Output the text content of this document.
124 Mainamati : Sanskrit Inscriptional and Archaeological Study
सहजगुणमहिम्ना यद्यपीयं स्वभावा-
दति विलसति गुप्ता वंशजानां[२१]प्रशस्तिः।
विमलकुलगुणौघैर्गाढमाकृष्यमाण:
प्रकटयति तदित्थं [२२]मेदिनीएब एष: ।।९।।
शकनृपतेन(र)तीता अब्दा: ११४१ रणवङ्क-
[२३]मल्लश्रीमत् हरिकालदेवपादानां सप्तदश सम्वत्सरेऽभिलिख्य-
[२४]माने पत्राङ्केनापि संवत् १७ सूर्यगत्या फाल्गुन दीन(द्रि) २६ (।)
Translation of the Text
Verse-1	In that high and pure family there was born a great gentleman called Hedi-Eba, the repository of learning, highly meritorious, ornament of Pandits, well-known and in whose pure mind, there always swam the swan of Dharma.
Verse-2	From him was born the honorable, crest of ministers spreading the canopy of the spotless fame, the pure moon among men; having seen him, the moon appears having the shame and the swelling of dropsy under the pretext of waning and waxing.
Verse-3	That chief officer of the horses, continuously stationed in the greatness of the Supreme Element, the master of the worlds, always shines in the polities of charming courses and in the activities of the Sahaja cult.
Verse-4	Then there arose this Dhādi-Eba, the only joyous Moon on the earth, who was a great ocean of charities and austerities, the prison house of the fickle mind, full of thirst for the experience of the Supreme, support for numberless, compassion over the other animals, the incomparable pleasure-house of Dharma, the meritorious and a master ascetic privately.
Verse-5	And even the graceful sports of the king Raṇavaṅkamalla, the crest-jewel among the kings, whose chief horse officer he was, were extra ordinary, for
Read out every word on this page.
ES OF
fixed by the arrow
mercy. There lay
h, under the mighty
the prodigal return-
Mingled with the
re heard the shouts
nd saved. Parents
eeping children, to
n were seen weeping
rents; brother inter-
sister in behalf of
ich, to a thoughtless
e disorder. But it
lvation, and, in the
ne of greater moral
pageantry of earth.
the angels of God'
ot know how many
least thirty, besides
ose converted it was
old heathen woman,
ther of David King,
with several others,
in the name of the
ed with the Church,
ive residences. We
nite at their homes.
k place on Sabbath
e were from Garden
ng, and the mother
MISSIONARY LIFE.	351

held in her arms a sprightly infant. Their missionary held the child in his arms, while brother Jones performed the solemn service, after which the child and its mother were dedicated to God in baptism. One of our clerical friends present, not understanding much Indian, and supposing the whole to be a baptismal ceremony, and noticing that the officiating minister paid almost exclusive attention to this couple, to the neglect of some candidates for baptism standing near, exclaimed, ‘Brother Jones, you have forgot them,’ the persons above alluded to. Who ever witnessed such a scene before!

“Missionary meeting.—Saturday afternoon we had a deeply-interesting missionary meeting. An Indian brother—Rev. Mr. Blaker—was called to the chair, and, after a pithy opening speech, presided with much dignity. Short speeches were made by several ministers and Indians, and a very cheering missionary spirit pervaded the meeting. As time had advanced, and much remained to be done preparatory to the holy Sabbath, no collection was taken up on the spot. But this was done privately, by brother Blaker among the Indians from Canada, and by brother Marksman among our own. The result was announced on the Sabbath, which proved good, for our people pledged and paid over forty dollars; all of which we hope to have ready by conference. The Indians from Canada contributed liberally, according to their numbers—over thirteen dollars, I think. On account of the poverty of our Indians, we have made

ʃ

----------------

* Your task
Extract the full listing above without alteration.

* Response
Output the text content of this document.
124 Mainamati : Sanskrit Inscriptional and Archaeological Study
सहजगुणमहिम्ना यद्यपीयं स्वभावा-
दति विलसति गुप्ता वंशजानां[२१]प्रशस्तिः।
विमलकुलगुणौघैर्गाढमाकृष्यमाण:
प्रकटयति तदित्थं [२२]मेदिनीएब एष: ।।९।।
शकनृपतेन(र)तीता अब्दा: ११४१ रणवङ्क-
[२३]मल्लश्रीमत् हरिकालदेवपादानां सप्तदश सम्वत्सरेऽभिलिख्य-
[२४]माने पत्राङ्केनापि संवत् १७ सूर्यगत्या फाल्गुन दीन(द्रि) २६ (।)
Translation of the Text
Verse-1	In that high and pure family there was born a great gentleman called Hedi-Eba, the repository of learning, highly meritorious, ornament of Pandits, well-known and in whose pure mind, there always swam the swan of Dharma.
Verse-2	From him was born the honorable, crest of ministers spreading the canopy of the spotless fame, the pure moon among men; having seen him, the moon appears having the shame and the swelling of dropsy under the pretext of waning and waxing.
Verse-3	That chief officer of the horses, continuously stationed in the greatness of the Supreme Element, the master of the worlds, always shines in the polities of charming courses and in the activities of the Sahaja cult.
Verse-4	Then there arose this Dhādi-Eba, the only joyous Moon on the earth, who was a great ocean of charities and austerities, the prison house of the fickle mind, full of thirst for the experience of the Supreme, support for numberless, compassion over the other animals, the incomparable pleasure-house of Dharma, the meritorious and a master ascetic privately.
Verse-5	And even the graceful sports of the king Raṇavaṅkamalla, the crest-jewel among the kings, whose chief horse officer he was, were extra ordinary, for
Read out every word on this page.
ES OF
fixed by the arrow
mercy. There lay
h, under the mighty
the prodigal return-
Mingled with the
re heard the shouts
nd saved. Parents
eeping children, to
n were seen weeping
rents; brother inter-
sister in behalf of
ich, to a thoughtless
e disorder. But it
lvation, and, in the
ne of greater moral
pageantry of earth.
the angels of God'
ot know how many
least thirty, besides
ose converted it was
old heathen woman,
ther of David King,
with several others,
in the name of the
ed with the Church,
ive residences. We
nite at their homes.
k place on Sabbath
e were from Garden
ng, and the mother
MISSIONARY LIFE.	351

held in her arms a sprightly infant. Their missionary held the child in his arms, while brother Jones performed the solemn service, after which the child and its mother were dedicated to God in baptism. One of our clerical friends present, not understanding much Indian, and supposing the whole to be a baptismal ceremony, and noticing that the officiating minister paid almost exclusive attention to this couple, to the neglect of some candidates for baptism standing near, exclaimed, ‘Brother Jones, you have forgot them,’ the persons above alluded to. Who ever witnessed such a scene before!

“Missionary meeting.—Saturday afternoon we had a deeply-interesting missionary meeting. An Indian brother—Rev. Mr. Blaker—was called to the chair, and, after a pithy opening speech, presided with much dignity. Short speeches were made by several ministers and Indians, and a very cheering missionary spirit pervaded the meeting. As time had advanced, and much remained to be done preparatory to the holy Sabbath, no collection was taken up on the spot. But this was done privately, by brother Blaker among the Indians from Canada, and by brother Marksman among our own. The result was announced on the Sabbath, which proved good, for our people pledged and paid over forty dollars; all of which we hope to have ready by conference. The Indians from Canada contributed liberally, according to their numbers—over thirteen dollars, I think. On account of the poverty of our Indians, we have made

ʃ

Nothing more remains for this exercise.